Written request: Find every line below that contains the word "PACKAGE" and copy it out.

***

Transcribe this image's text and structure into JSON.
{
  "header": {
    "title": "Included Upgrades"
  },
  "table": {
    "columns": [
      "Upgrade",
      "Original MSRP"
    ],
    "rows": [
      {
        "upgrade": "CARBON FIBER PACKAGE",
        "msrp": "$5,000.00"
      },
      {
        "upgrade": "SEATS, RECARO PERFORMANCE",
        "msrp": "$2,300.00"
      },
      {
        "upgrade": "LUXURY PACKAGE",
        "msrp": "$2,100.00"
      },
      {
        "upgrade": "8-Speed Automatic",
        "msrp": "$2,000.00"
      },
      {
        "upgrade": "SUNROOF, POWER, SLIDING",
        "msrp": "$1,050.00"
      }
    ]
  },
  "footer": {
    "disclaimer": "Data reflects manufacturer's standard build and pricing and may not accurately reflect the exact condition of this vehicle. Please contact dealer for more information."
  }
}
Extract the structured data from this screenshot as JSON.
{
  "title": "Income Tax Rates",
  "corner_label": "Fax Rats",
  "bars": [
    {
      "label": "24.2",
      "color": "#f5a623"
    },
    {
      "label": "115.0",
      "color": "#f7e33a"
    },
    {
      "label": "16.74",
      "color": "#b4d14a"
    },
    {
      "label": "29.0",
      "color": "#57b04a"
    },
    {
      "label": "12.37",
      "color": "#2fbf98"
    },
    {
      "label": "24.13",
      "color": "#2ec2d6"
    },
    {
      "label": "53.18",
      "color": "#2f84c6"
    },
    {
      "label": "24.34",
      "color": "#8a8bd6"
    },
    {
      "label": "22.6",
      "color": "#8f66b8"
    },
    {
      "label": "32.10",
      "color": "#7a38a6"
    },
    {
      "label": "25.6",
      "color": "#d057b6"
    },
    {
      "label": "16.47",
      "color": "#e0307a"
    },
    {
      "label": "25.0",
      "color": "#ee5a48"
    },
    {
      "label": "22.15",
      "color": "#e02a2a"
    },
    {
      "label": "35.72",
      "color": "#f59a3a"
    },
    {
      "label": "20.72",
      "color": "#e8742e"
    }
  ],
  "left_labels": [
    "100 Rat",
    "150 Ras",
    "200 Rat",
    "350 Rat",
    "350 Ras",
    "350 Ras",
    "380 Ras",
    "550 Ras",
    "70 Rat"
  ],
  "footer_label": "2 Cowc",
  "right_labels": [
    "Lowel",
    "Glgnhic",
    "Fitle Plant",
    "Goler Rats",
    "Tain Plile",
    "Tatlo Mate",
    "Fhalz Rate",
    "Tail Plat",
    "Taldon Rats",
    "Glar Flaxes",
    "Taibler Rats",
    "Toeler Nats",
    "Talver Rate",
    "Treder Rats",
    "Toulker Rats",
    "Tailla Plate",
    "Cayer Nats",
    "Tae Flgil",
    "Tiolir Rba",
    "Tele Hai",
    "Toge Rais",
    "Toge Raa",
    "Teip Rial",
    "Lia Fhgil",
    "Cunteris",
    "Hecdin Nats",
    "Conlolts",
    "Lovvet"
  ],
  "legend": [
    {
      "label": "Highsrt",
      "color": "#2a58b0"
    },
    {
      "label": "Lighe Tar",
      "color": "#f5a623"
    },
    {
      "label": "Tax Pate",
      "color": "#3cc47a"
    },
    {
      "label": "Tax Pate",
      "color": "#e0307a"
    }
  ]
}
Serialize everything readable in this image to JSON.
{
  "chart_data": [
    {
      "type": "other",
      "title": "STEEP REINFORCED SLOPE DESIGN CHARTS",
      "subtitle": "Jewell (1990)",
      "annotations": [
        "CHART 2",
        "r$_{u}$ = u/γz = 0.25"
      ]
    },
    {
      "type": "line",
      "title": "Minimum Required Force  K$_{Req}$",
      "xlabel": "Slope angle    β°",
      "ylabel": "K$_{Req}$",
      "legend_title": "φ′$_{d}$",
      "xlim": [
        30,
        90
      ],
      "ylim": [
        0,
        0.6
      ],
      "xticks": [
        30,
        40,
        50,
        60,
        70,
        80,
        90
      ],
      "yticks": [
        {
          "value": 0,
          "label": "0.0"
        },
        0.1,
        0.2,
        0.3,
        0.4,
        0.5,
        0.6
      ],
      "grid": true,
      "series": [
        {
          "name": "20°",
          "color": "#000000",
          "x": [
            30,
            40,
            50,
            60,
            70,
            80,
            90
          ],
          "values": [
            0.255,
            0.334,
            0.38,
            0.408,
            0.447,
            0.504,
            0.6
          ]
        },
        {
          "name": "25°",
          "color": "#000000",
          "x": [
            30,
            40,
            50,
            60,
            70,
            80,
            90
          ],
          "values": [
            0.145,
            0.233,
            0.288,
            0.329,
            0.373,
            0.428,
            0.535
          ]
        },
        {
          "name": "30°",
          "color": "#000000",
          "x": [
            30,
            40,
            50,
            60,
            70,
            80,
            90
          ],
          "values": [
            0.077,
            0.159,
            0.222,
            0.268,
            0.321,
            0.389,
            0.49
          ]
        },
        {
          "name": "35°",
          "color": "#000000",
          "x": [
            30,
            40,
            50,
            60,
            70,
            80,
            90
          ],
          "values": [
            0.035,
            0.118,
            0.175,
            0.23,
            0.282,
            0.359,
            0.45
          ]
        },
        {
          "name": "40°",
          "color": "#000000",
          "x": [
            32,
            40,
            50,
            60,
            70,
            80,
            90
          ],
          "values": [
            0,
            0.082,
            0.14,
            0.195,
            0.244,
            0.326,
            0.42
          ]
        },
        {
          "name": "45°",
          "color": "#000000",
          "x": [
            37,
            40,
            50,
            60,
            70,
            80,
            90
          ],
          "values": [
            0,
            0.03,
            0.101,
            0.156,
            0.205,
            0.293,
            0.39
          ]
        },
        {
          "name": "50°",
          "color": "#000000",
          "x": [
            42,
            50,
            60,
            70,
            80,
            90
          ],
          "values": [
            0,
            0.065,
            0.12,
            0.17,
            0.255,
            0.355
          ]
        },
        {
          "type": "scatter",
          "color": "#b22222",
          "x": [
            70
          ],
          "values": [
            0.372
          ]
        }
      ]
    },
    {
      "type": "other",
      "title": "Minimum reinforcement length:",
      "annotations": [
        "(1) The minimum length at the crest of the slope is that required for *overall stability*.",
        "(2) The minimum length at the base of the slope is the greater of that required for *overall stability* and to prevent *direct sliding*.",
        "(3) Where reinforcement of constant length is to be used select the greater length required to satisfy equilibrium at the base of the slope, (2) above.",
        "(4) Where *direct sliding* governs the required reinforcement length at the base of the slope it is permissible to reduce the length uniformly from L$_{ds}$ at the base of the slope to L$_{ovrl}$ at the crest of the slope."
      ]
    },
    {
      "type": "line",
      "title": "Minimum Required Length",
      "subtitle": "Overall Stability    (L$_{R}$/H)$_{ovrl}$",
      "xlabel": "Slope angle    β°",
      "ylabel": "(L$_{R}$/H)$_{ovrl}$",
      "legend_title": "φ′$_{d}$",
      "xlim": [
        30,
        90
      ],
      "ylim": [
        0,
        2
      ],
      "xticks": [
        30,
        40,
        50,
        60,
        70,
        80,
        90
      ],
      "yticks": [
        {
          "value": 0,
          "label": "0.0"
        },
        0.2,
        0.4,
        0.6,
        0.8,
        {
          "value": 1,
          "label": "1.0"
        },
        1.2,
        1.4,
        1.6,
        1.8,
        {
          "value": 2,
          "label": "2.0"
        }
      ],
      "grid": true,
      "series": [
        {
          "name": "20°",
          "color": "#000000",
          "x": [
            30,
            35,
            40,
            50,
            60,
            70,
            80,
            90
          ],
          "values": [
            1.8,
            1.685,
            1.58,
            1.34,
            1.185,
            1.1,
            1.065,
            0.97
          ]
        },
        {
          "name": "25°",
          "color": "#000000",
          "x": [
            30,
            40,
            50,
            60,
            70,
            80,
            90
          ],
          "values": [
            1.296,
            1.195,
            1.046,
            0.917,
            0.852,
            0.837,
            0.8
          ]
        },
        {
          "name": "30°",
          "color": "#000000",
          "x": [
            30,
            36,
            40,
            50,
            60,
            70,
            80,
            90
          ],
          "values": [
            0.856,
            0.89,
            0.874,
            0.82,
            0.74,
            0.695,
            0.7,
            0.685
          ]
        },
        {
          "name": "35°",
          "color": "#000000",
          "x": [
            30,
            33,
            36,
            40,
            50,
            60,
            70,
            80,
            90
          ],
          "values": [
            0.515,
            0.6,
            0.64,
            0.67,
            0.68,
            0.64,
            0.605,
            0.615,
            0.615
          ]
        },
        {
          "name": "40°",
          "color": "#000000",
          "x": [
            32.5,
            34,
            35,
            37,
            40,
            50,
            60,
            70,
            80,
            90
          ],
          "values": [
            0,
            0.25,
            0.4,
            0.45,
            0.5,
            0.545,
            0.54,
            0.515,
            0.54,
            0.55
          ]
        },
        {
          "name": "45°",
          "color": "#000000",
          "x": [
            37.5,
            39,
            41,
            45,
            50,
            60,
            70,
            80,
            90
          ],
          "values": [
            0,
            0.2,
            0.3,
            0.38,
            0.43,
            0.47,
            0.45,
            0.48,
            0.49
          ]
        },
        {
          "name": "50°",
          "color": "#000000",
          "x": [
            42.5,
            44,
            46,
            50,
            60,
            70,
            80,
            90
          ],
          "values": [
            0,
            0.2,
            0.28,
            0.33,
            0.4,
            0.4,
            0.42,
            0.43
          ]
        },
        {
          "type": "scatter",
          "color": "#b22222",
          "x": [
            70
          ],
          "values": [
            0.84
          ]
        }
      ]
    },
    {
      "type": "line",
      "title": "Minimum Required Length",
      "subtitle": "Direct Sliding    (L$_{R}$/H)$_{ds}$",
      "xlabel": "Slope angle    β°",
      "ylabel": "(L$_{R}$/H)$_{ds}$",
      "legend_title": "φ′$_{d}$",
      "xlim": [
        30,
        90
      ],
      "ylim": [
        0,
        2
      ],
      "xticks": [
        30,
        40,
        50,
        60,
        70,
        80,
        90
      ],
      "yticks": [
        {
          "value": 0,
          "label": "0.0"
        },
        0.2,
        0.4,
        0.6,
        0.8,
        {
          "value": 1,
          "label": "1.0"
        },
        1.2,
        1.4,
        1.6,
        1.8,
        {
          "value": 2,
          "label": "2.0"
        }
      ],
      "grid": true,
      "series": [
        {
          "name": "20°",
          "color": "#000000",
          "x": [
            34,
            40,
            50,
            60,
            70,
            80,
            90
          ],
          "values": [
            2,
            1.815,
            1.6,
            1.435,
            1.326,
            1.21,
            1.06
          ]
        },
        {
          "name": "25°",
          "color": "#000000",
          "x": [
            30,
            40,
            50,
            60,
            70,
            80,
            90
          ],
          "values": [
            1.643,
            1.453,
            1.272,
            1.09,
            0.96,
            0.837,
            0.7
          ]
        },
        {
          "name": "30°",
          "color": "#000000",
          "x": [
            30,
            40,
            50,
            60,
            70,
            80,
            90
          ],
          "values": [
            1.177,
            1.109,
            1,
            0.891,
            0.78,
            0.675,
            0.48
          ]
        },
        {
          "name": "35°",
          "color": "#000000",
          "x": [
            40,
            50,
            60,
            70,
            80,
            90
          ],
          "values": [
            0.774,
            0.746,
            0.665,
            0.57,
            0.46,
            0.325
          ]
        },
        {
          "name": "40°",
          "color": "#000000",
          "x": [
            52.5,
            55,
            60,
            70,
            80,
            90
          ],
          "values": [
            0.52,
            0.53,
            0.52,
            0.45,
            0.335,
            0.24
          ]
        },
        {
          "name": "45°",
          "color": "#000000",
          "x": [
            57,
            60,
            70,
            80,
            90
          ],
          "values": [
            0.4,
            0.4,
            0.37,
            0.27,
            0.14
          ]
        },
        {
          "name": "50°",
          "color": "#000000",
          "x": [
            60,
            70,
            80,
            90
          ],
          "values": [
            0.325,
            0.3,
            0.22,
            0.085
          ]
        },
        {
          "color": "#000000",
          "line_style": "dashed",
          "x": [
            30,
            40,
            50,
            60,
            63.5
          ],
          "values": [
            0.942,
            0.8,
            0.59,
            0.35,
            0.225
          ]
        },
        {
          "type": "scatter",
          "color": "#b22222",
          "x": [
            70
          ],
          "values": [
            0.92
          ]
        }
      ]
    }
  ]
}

***

Expected answer:
        "upgrade": "CARBON FIBER PACKAGE",
        "upgrade": "LUXURY PACKAGE",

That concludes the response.